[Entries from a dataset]

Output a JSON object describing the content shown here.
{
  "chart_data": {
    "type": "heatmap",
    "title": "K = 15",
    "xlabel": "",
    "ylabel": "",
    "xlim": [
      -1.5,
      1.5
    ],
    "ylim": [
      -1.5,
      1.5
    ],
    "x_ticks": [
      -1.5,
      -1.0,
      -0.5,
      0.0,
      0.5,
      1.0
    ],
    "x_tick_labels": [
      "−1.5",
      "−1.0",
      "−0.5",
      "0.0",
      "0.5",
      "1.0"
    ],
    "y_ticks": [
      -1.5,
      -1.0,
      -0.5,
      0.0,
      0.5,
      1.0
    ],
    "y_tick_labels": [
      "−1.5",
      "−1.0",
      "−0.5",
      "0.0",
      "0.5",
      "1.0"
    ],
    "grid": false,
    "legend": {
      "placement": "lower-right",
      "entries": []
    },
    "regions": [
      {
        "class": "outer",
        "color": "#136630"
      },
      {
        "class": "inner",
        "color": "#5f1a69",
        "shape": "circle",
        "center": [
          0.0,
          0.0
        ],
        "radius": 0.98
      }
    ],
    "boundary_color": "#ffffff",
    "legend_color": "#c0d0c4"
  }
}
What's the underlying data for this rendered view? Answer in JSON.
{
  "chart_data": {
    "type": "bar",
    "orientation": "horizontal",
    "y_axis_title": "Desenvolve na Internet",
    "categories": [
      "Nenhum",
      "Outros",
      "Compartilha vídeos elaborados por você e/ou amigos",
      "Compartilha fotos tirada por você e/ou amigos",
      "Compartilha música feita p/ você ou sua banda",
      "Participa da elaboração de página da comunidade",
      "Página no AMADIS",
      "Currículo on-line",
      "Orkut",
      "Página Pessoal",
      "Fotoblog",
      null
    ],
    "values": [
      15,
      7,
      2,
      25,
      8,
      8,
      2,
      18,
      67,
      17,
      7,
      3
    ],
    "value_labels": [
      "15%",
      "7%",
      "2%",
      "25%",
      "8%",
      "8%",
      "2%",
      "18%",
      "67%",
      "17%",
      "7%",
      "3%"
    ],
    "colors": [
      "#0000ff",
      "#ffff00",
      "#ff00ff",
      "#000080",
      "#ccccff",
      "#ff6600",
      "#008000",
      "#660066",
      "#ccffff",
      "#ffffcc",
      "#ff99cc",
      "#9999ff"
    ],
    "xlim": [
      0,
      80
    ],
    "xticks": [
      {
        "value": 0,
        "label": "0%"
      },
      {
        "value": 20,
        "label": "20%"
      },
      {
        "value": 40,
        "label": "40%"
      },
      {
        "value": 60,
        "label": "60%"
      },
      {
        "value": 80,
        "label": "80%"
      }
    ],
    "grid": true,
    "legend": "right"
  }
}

# [Work to do]
Provide an exact reproduction of all the entries shown above.

# [Full solution]
Output a JSON object describing the content shown here.
{
  "chart_data": {
    "type": "heatmap",
    "title": "K = 15",
    "xlabel": "",
    "ylabel": "",
    "xlim": [
      -1.5,
      1.5
    ],
    "ylim": [
      -1.5,
      1.5
    ],
    "x_ticks": [
      -1.5,
      -1.0,
      -0.5,
      0.0,
      0.5,
      1.0
    ],
    "x_tick_labels": [
      "−1.5",
      "−1.0",
      "−0.5",
      "0.0",
      "0.5",
      "1.0"
    ],
    "y_ticks": [
      -1.5,
      -1.0,
      -0.5,
      0.0,
      0.5,
      1.0
    ],
    "y_tick_labels": [
      "−1.5",
      "−1.0",
      "−0.5",
      "0.0",
      "0.5",
      "1.0"
    ],
    "grid": false,
    "legend": {
      "placement": "lower-right",
      "entries": []
    },
    "regions": [
      {
        "class": "outer",
        "color": "#136630"
      },
      {
        "class": "inner",
        "color": "#5f1a69",
        "shape": "circle",
        "center": [
          0.0,
          0.0
        ],
        "radius": 0.98
      }
    ],
    "boundary_color": "#ffffff",
    "legend_color": "#c0d0c4"
  }
}
What's the underlying data for this rendered view? Answer in JSON.
{
  "chart_data": {
    "type": "bar",
    "orientation": "horizontal",
    "y_axis_title": "Desenvolve na Internet",
    "categories": [
      "Nenhum",
      "Outros",
      "Compartilha vídeos elaborados por você e/ou amigos",
      "Compartilha fotos tirada por você e/ou amigos",
      "Compartilha música feita p/ você ou sua banda",
      "Participa da elaboração de página da comunidade",
      "Página no AMADIS",
      "Currículo on-line",
      "Orkut",
      "Página Pessoal",
      "Fotoblog",
      null
    ],
    "values": [
      15,
      7,
      2,
      25,
      8,
      8,
      2,
      18,
      67,
      17,
      7,
      3
    ],
    "value_labels": [
      "15%",
      "7%",
      "2%",
      "25%",
      "8%",
      "8%",
      "2%",
      "18%",
      "67%",
      "17%",
      "7%",
      "3%"
    ],
    "colors": [
      "#0000ff",
      "#ffff00",
      "#ff00ff",
      "#000080",
      "#ccccff",
      "#ff6600",
      "#008000",
      "#660066",
      "#ccffff",
      "#ffffcc",
      "#ff99cc",
      "#9999ff"
    ],
    "xlim": [
      0,
      80
    ],
    "xticks": [
      {
        "value": 0,
        "label": "0%"
      },
      {
        "value": 20,
        "label": "20%"
      },
      {
        "value": 40,
        "label": "40%"
      },
      {
        "value": 60,
        "label": "60%"
      },
      {
        "value": 80,
        "label": "80%"
      }
    ],
    "grid": true,
    "legend": "right"
  }
}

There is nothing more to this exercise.